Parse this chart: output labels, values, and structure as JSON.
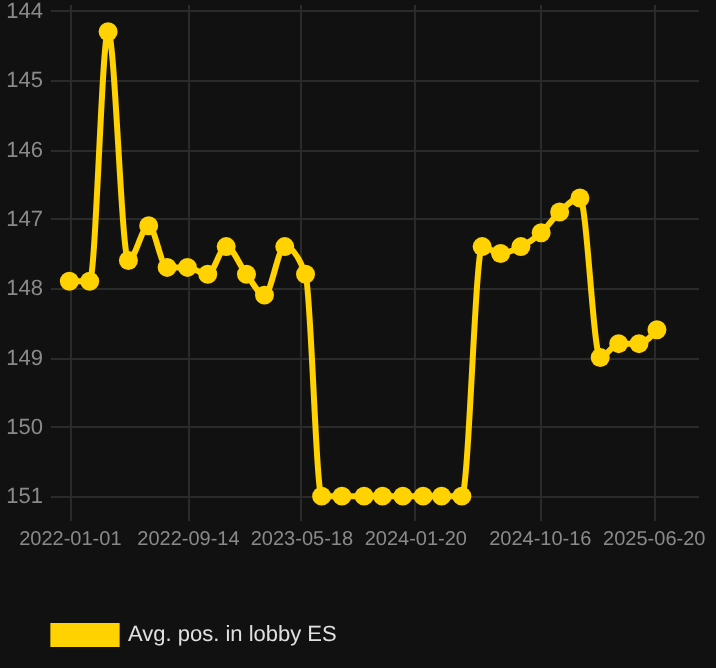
{
  "chart_data": {
    "type": "line",
    "x": [
      "2022-01-01",
      "2022-02-14",
      "2022-03-26",
      "2022-05-09",
      "2022-06-22",
      "2022-08-01",
      "2022-09-14",
      "2022-10-28",
      "2022-12-07",
      "2023-01-20",
      "2023-02-28",
      "2023-04-13",
      "2023-05-28",
      "2023-07-02",
      "2023-08-15",
      "2023-10-02",
      "2023-11-11",
      "2023-12-25",
      "2024-02-07",
      "2024-03-18",
      "2024-05-01",
      "2024-06-14",
      "2024-07-24",
      "2024-09-06",
      "2024-10-20",
      "2024-11-29",
      "2025-01-12",
      "2025-02-25",
      "2025-04-06",
      "2025-05-20",
      "2025-06-28"
    ],
    "series": [
      {
        "name": "Avg. pos. in lobby ES",
        "color": "#ffd200",
        "values": [
          147.9,
          147.9,
          144.3,
          147.6,
          147.1,
          147.7,
          147.7,
          147.8,
          147.4,
          147.8,
          148.1,
          147.4,
          147.8,
          151,
          151,
          151,
          151,
          151,
          151,
          151,
          151,
          147.4,
          147.5,
          147.4,
          147.2,
          146.9,
          146.7,
          149.0,
          148.8,
          148.8,
          148.6
        ]
      }
    ],
    "xlim": [
      "2021-11-20",
      "2025-09-25"
    ],
    "ylim": [
      151.2,
      143.9
    ],
    "xticks": [
      "2022-01-01",
      "2022-09-14",
      "2023-05-18",
      "2024-01-20",
      "2024-10-16",
      "2025-06-20"
    ],
    "yticks": [
      144,
      145,
      146,
      147,
      148,
      149,
      150,
      151
    ],
    "grid": true,
    "legend": "bottom",
    "marker": "circle",
    "line_style": "solid"
  }
}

= = =

Task to complete
Extract all lines from the data in which "values" is found.

Exercise solution
Parse this chart: output labels, values, and structure as JSON.
        "values": [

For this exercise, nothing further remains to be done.